To be done> Omit every image, and transcribe the remaining entries exactly as given.

------------------------------------

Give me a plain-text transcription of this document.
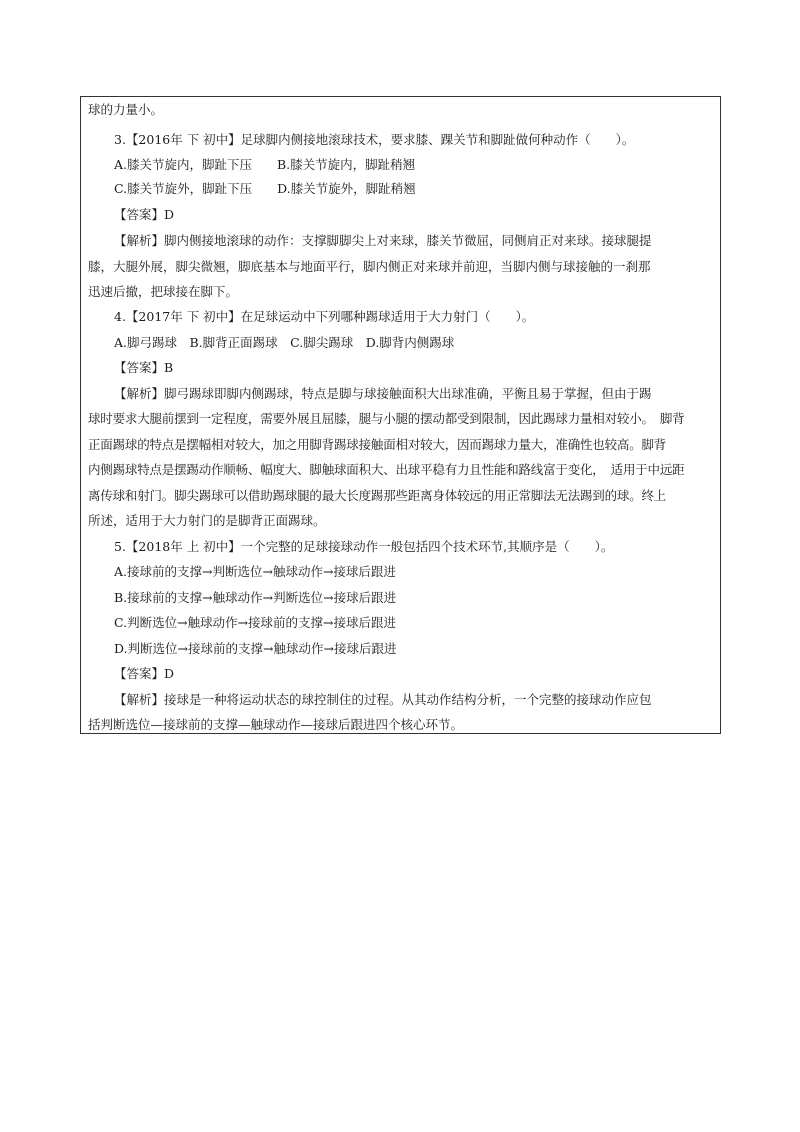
球的力量小。
3.【2016年 下 初中】足球脚内侧接地滚球技术，要求膝、踝关节和脚趾做何种动作（　　）。
A.膝关节旋内，脚趾下压　　B.膝关节旋内，脚趾稍翘
C.膝关节旋外，脚趾下压　　D.膝关节旋外，脚趾稍翘
【答案】D
【解析】脚内侧接地滚球的动作：支撑脚脚尖上对来球，膝关节微屈，同侧肩正对来球。接球腿提
膝，大腿外展，脚尖微翘，脚底基本与地面平行，脚内侧正对来球并前迎，当脚内侧与球接触的一刹那
迅速后撤，把球接在脚下。
4.【2017年 下 初中】在足球运动中下列哪种踢球适用于大力射门（　　）。
A.脚弓踢球　B.脚背正面踢球　C.脚尖踢球　D.脚背内侧踢球
【答案】B
【解析】脚弓踢球即脚内侧踢球，特点是脚与球接触面积大出球准确，平衡且易于掌握，但由于踢
球时要求大腿前摆到一定程度，需要外展且屈膝，腿与小腿的摆动都受到限制，因此踢球力量相对较小。　脚背
正面踢球的特点是摆幅相对较大，加之用脚背踢球接触面相对较大，因而踢球力量大，准确性也较高。脚背
内侧踢球特点是摆踢动作顺畅、幅度大、脚触球面积大、出球平稳有力且性能和路线富于变化，　适用于中远距
离传球和射门。脚尖踢球可以借助踢球腿的最大长度踢那些距离身体较远的用正常脚法无法踢到的球。终上
所述，适用于大力射门的是脚背正面踢球。
5.【2018年 上 初中】一个完整的足球接球动作一般包括四个技术环节,其顺序是（　　）。
A.接球前的支撑→判断选位→触球动作→接球后跟进
B.接球前的支撑→触球动作→判断选位→接球后跟进
C.判断选位→触球动作→接球前的支撑→接球后跟进
D.判断选位→接球前的支撑→触球动作→接球后跟进
【答案】D
【解析】接球是一种将运动状态的球控制住的过程。从其动作结构分析，一个完整的接球动作应包
括判断选位—接球前的支撑—触球动作—接球后跟进四个核心环节。
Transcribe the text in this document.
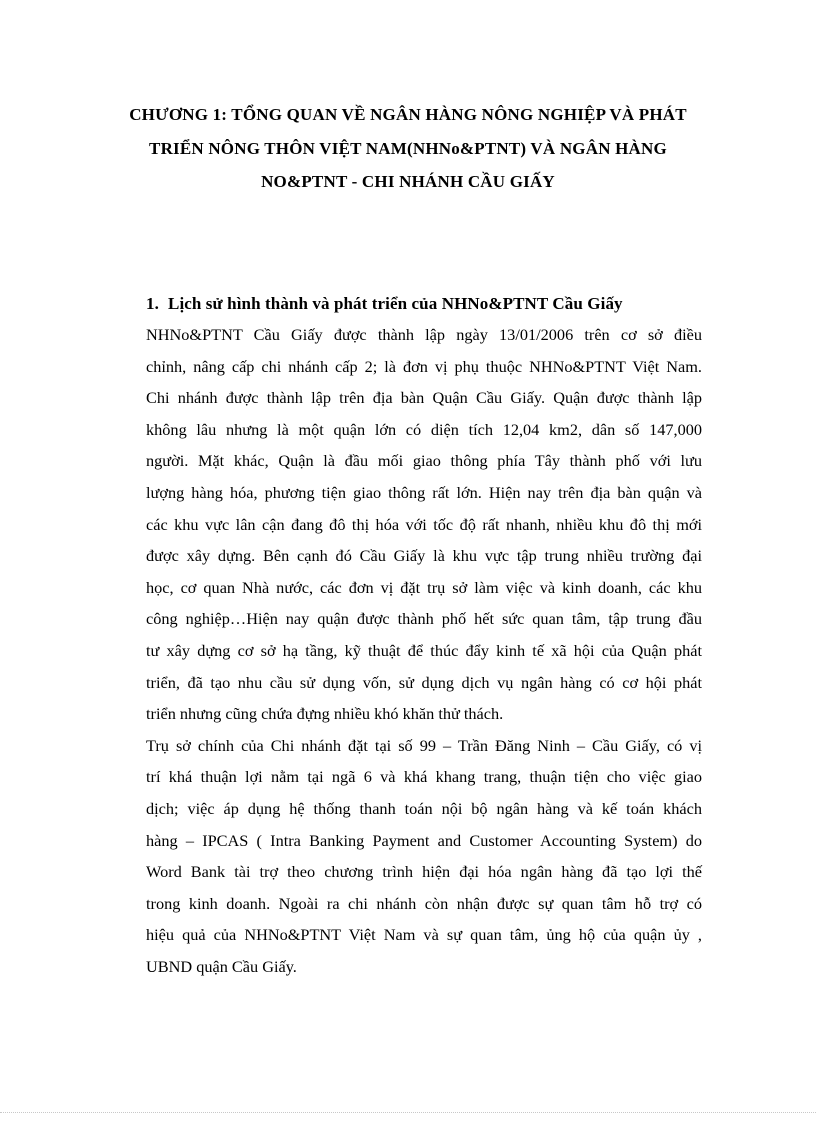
CHƯƠNG 1: TỔNG QUAN VỀ NGÂN HÀNG NÔNG NGHIỆP VÀ PHÁT
TRIỂN NÔNG THÔN VIỆT NAM(NHNo&PTNT) VÀ NGÂN HÀNG
NO&PTNT - CHI NHÁNH CẦU GIẤY
1. Lịch sử hình thành và phát triển của NHNo&PTNT Cầu Giấy
NHNo&PTNT Cầu Giấy được thành lập ngày 13/01/2006 trên cơ sở điều
chỉnh, nâng cấp chi nhánh cấp 2; là đơn vị phụ thuộc NHNo&PTNT Việt Nam.
Chi nhánh được thành lập trên địa bàn Quận Cầu Giấy. Quận được thành lập
không lâu nhưng là một quận lớn có diện tích 12,04 km2, dân số 147,000
người. Mặt khác, Quận là đầu mối giao thông phía Tây thành phố với lưu
lượng hàng hóa, phương tiện giao thông rất lớn. Hiện nay trên địa bàn quận và
các khu vực lân cận đang đô thị hóa với tốc độ rất nhanh, nhiều khu đô thị mới
được xây dựng. Bên cạnh đó Cầu Giấy là khu vực tập trung nhiều trường đại
học, cơ quan Nhà nước, các đơn vị đặt trụ sở làm việc và kinh doanh, các khu
công nghiệp…Hiện nay quận được thành phố hết sức quan tâm, tập trung đầu
tư xây dựng cơ sở hạ tầng, kỹ thuật để thúc đẩy kinh tế xã hội của Quận phát
triển, đã tạo nhu cầu sử dụng vốn, sử dụng dịch vụ ngân hàng có cơ hội phát
triển nhưng cũng chứa đựng nhiều khó khăn thử thách.
Trụ sở chính của Chi nhánh đặt tại số 99 – Trần Đăng Ninh – Cầu Giấy, có vị
trí khá thuận lợi nằm tại ngã 6 và khá khang trang, thuận tiện cho việc giao
dịch; việc áp dụng hệ thống thanh toán nội bộ ngân hàng và kế toán khách
hàng – IPCAS ( Intra Banking Payment and Customer Accounting System) do
Word Bank tài trợ theo chương trình hiện đại hóa ngân hàng đã tạo lợi thế
trong kinh doanh. Ngoài ra chi nhánh còn nhận được sự quan tâm hỗ trợ có
hiệu quả của NHNo&PTNT Việt Nam và sự quan tâm, ủng hộ của quận ủy ,
UBND quận Cầu Giấy.
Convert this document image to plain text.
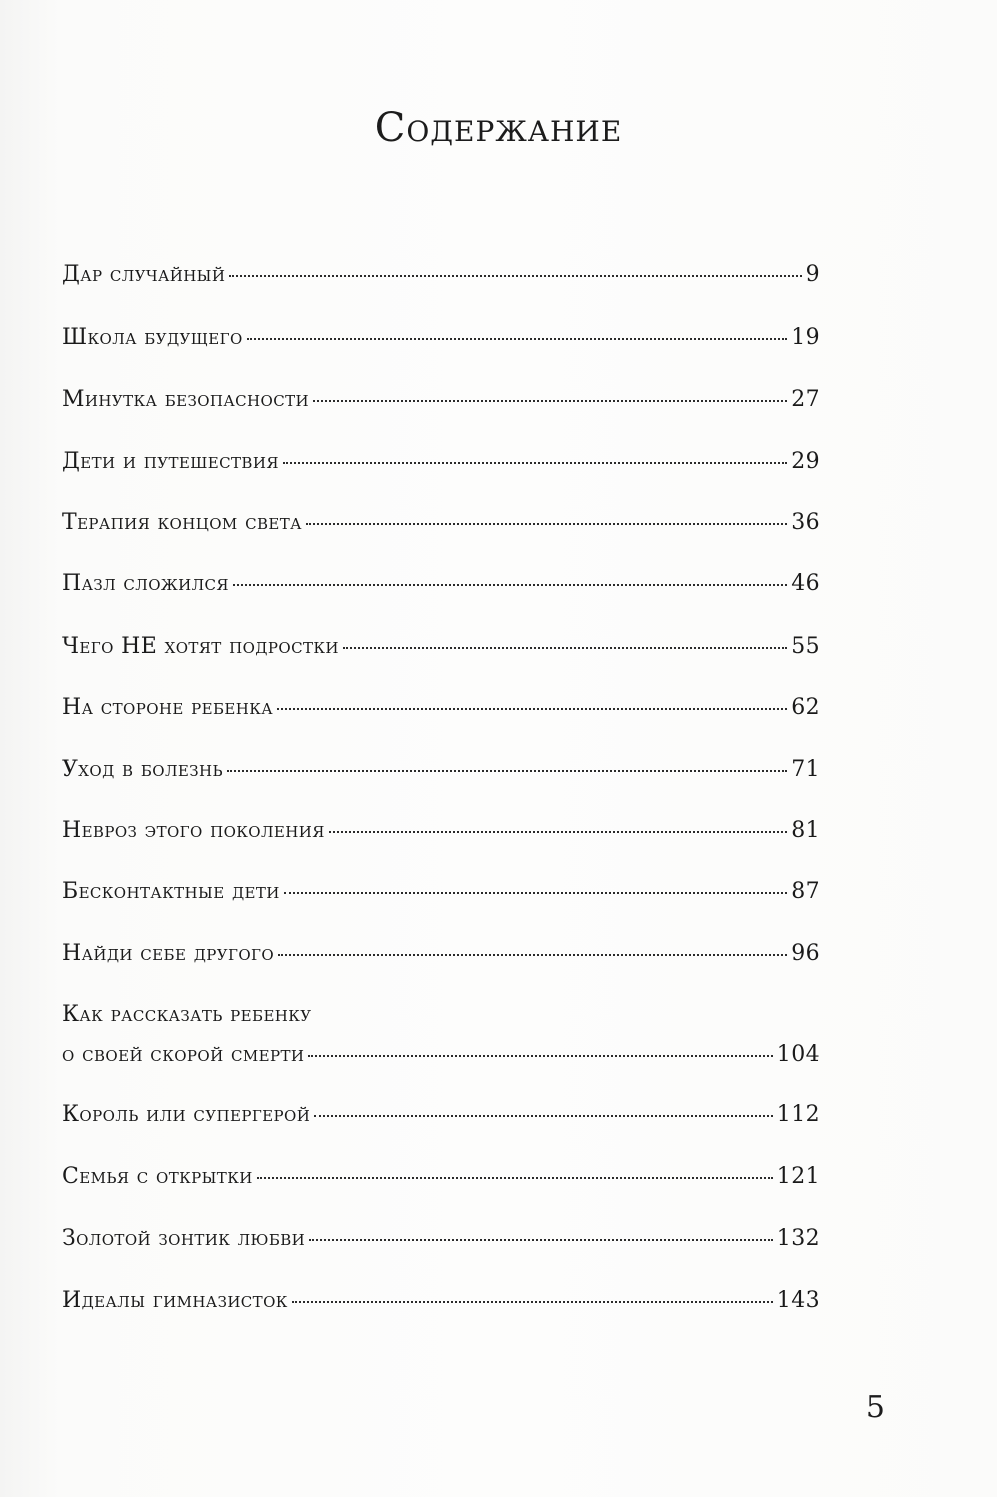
Содержание
Дар случайный	9
Школа будущего	19
Минутка безопасности	27
Дети и путешествия	29
Терапия концом света	36
Пазл сложился	46
Чего НЕ хотят подростки	55
На стороне ребенка	62
Уход в болезнь	71
Невроз этого поколения	81
Бесконтактные дети	87
Найди себе другого	96
Как рассказать ребенку
о своей скорой смерти	104
Король или супергерой	112
Семья с открытки	121
Золотой зонтик любви	132
Идеалы гимназисток	143
5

------------------------------------

Solution to this exercise>
Give me a plain-text transcription of this document.
球的力量小。
3.【2016年 下 初中】足球脚内侧接地滚球技术，要求膝、踝关节和脚趾做何种动作（　　）。
A.膝关节旋内，脚趾下压　　B.膝关节旋内，脚趾稍翘
C.膝关节旋外，脚趾下压　　D.膝关节旋外，脚趾稍翘
【答案】D
【解析】脚内侧接地滚球的动作：支撑脚脚尖上对来球，膝关节微屈，同侧肩正对来球。接球腿提
膝，大腿外展，脚尖微翘，脚底基本与地面平行，脚内侧正对来球并前迎，当脚内侧与球接触的一刹那
迅速后撤，把球接在脚下。
4.【2017年 下 初中】在足球运动中下列哪种踢球适用于大力射门（　　）。
A.脚弓踢球　B.脚背正面踢球　C.脚尖踢球　D.脚背内侧踢球
【答案】B
【解析】脚弓踢球即脚内侧踢球，特点是脚与球接触面积大出球准确，平衡且易于掌握，但由于踢
球时要求大腿前摆到一定程度，需要外展且屈膝，腿与小腿的摆动都受到限制，因此踢球力量相对较小。　脚背
正面踢球的特点是摆幅相对较大，加之用脚背踢球接触面相对较大，因而踢球力量大，准确性也较高。脚背
内侧踢球特点是摆踢动作顺畅、幅度大、脚触球面积大、出球平稳有力且性能和路线富于变化，　适用于中远距
离传球和射门。脚尖踢球可以借助踢球腿的最大长度踢那些距离身体较远的用正常脚法无法踢到的球。终上
所述，适用于大力射门的是脚背正面踢球。
5.【2018年 上 初中】一个完整的足球接球动作一般包括四个技术环节,其顺序是（　　）。
A.接球前的支撑→判断选位→触球动作→接球后跟进
B.接球前的支撑→触球动作→判断选位→接球后跟进
C.判断选位→触球动作→接球前的支撑→接球后跟进
D.判断选位→接球前的支撑→触球动作→接球后跟进
【答案】D
【解析】接球是一种将运动状态的球控制住的过程。从其动作结构分析，一个完整的接球动作应包
括判断选位—接球前的支撑—触球动作—接球后跟进四个核心环节。
Transcribe the text in this document.
CHƯƠNG 1: TỔNG QUAN VỀ NGÂN HÀNG NÔNG NGHIỆP VÀ PHÁT
TRIỂN NÔNG THÔN VIỆT NAM(NHNo&PTNT) VÀ NGÂN HÀNG
NO&PTNT - CHI NHÁNH CẦU GIẤY
1. Lịch sử hình thành và phát triển của NHNo&PTNT Cầu Giấy
NHNo&PTNT Cầu Giấy được thành lập ngày 13/01/2006 trên cơ sở điều
chỉnh, nâng cấp chi nhánh cấp 2; là đơn vị phụ thuộc NHNo&PTNT Việt Nam.
Chi nhánh được thành lập trên địa bàn Quận Cầu Giấy. Quận được thành lập
không lâu nhưng là một quận lớn có diện tích 12,04 km2, dân số 147,000
người. Mặt khác, Quận là đầu mối giao thông phía Tây thành phố với lưu
lượng hàng hóa, phương tiện giao thông rất lớn. Hiện nay trên địa bàn quận và
các khu vực lân cận đang đô thị hóa với tốc độ rất nhanh, nhiều khu đô thị mới
được xây dựng. Bên cạnh đó Cầu Giấy là khu vực tập trung nhiều trường đại
học, cơ quan Nhà nước, các đơn vị đặt trụ sở làm việc và kinh doanh, các khu
công nghiệp…Hiện nay quận được thành phố hết sức quan tâm, tập trung đầu
tư xây dựng cơ sở hạ tầng, kỹ thuật để thúc đẩy kinh tế xã hội của Quận phát
triển, đã tạo nhu cầu sử dụng vốn, sử dụng dịch vụ ngân hàng có cơ hội phát
triển nhưng cũng chứa đựng nhiều khó khăn thử thách.
Trụ sở chính của Chi nhánh đặt tại số 99 – Trần Đăng Ninh – Cầu Giấy, có vị
trí khá thuận lợi nằm tại ngã 6 và khá khang trang, thuận tiện cho việc giao
dịch; việc áp dụng hệ thống thanh toán nội bộ ngân hàng và kế toán khách
hàng – IPCAS ( Intra Banking Payment and Customer Accounting System) do
Word Bank tài trợ theo chương trình hiện đại hóa ngân hàng đã tạo lợi thế
trong kinh doanh. Ngoài ra chi nhánh còn nhận được sự quan tâm hỗ trợ có
hiệu quả của NHNo&PTNT Việt Nam và sự quan tâm, ủng hộ của quận ủy ,
UBND quận Cầu Giấy.
Convert this document image to plain text.
Содержание
Дар случайный	9
Школа будущего	19
Минутка безопасности	27
Дети и путешествия	29
Терапия концом света	36
Пазл сложился	46
Чего НЕ хотят подростки	55
На стороне ребенка	62
Уход в болезнь	71
Невроз этого поколения	81
Бесконтактные дети	87
Найди себе другого	96
Как рассказать ребенку
о своей скорой смерти	104
Король или супергерой	112
Семья с открытки	121
Золотой зонтик любви	132
Идеалы гимназисток	143
5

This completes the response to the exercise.